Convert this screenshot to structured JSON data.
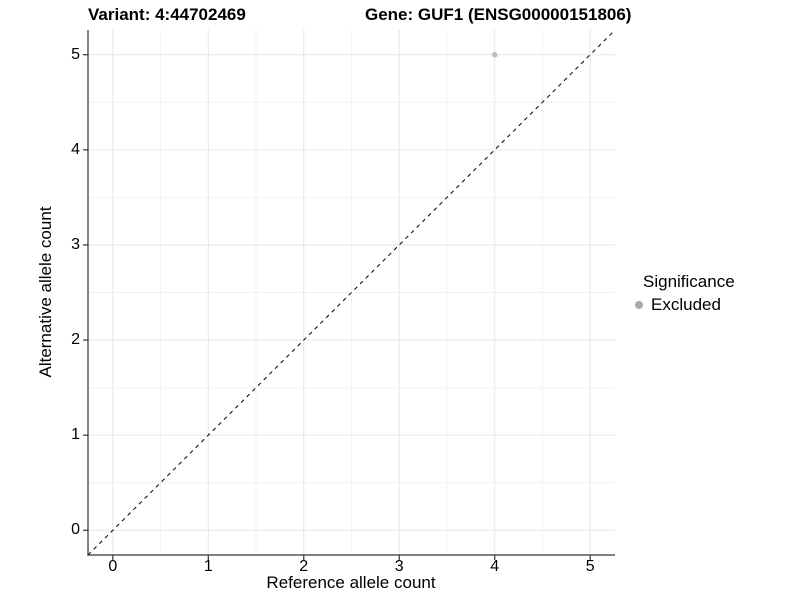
{
  "header": {
    "variant_title": "Variant: 4:44702469",
    "gene_title": "Gene: GUF1 (ENSG00000151806)"
  },
  "axes": {
    "x": {
      "title": "Reference allele count"
    },
    "y": {
      "title": "Alternative allele count"
    }
  },
  "legend": {
    "title": "Significance",
    "items": [
      {
        "label": "Excluded",
        "marker": "circle-icon",
        "color": "#a9a9a9"
      }
    ]
  },
  "chart_data": {
    "type": "scatter",
    "title": "Variant: 4:44702469 | Gene: GUF1 (ENSG00000151806)",
    "xlabel": "Reference allele count",
    "ylabel": "Alternative allele count",
    "xlim": [
      -0.26,
      5.26
    ],
    "ylim": [
      -0.26,
      5.26
    ],
    "x_ticks": [
      0,
      1,
      2,
      3,
      4,
      5
    ],
    "y_ticks": [
      0,
      1,
      2,
      3,
      4,
      5
    ],
    "x_minor_gridlines": [
      0.5,
      1.5,
      2.5,
      3.5,
      4.5
    ],
    "y_minor_gridlines": [
      0.5,
      1.5,
      2.5,
      3.5,
      4.5
    ],
    "grid": true,
    "legend_position": "right",
    "series": [
      {
        "name": "Excluded",
        "color": "#bebebe",
        "marker": "circle",
        "points": [
          {
            "x": 4,
            "y": 5
          }
        ]
      }
    ],
    "reference_line": {
      "type": "identity y=x",
      "style": "dashed",
      "color": "#000000"
    }
  },
  "colors": {
    "background": "#ffffff",
    "grid_major": "#e6e6e6",
    "grid_minor": "#f2f2f2",
    "axis_line": "#333333",
    "tick": "#333333",
    "text": "#000000"
  }
}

..........

**Exercise task:**
How many lines in the records hold the string "Variant"? Reply with the number alone.

**Answer:**
2